Task details ::
Omit the images. Copy each entry word for word.

[begin Information shown]

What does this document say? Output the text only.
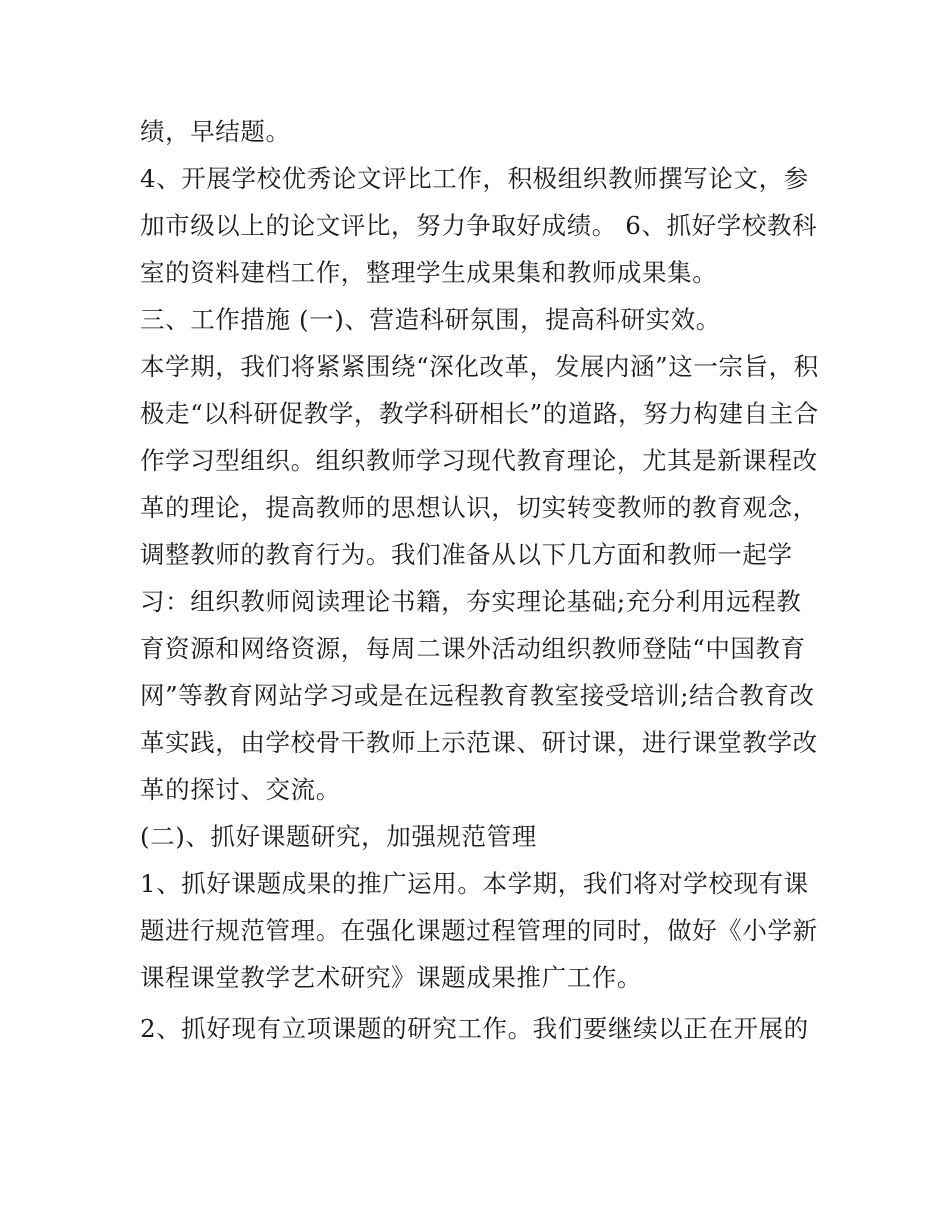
绩，早结题。
4、开展学校优秀论文评比工作，积极组织教师撰写论文，参
加市级以上的论文评比，努力争取好成绩。 6、抓好学校教科
室的资料建档工作，整理学生成果集和教师成果集。
三、工作措施 (一)、营造科研氛围，提高科研实效。
本学期，我们将紧紧围绕“深化改革，发展内涵”这一宗旨，积
极走“以科研促教学，教学科研相长”的道路，努力构建自主合
作学习型组织。组织教师学习现代教育理论，尤其是新课程改
革的理论，提高教师的思想认识，切实转变教师的教育观念，
调整教师的教育行为。我们准备从以下几方面和教师一起学
习：组织教师阅读理论书籍，夯实理论基础;充分利用远程教
育资源和网络资源，每周二课外活动组织教师登陆“中国教育
网”等教育网站学习或是在远程教育教室接受培训;结合教育改
革实践，由学校骨干教师上示范课、研讨课，进行课堂教学改
革的探讨、交流。
(二)、抓好课题研究，加强规范管理
1、抓好课题成果的推广运用。本学期，我们将对学校现有课
题进行规范管理。在强化课题过程管理的同时，做好《小学新
课程课堂教学艺术研究》课题成果推广工作。
2、抓好现有立项课题的研究工作。我们要继续以正在开展的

[end Information shown]

Answer to the problem ::
What does this document say? Output the text only.
绩，早结题。
4、开展学校优秀论文评比工作，积极组织教师撰写论文，参
加市级以上的论文评比，努力争取好成绩。 6、抓好学校教科
室的资料建档工作，整理学生成果集和教师成果集。
三、工作措施 (一)、营造科研氛围，提高科研实效。
本学期，我们将紧紧围绕“深化改革，发展内涵”这一宗旨，积
极走“以科研促教学，教学科研相长”的道路，努力构建自主合
作学习型组织。组织教师学习现代教育理论，尤其是新课程改
革的理论，提高教师的思想认识，切实转变教师的教育观念，
调整教师的教育行为。我们准备从以下几方面和教师一起学
习：组织教师阅读理论书籍，夯实理论基础;充分利用远程教
育资源和网络资源，每周二课外活动组织教师登陆“中国教育
网”等教育网站学习或是在远程教育教室接受培训;结合教育改
革实践，由学校骨干教师上示范课、研讨课，进行课堂教学改
革的探讨、交流。
(二)、抓好课题研究，加强规范管理
1、抓好课题成果的推广运用。本学期，我们将对学校现有课
题进行规范管理。在强化课题过程管理的同时，做好《小学新
课程课堂教学艺术研究》课题成果推广工作。
2、抓好现有立项课题的研究工作。我们要继续以正在开展的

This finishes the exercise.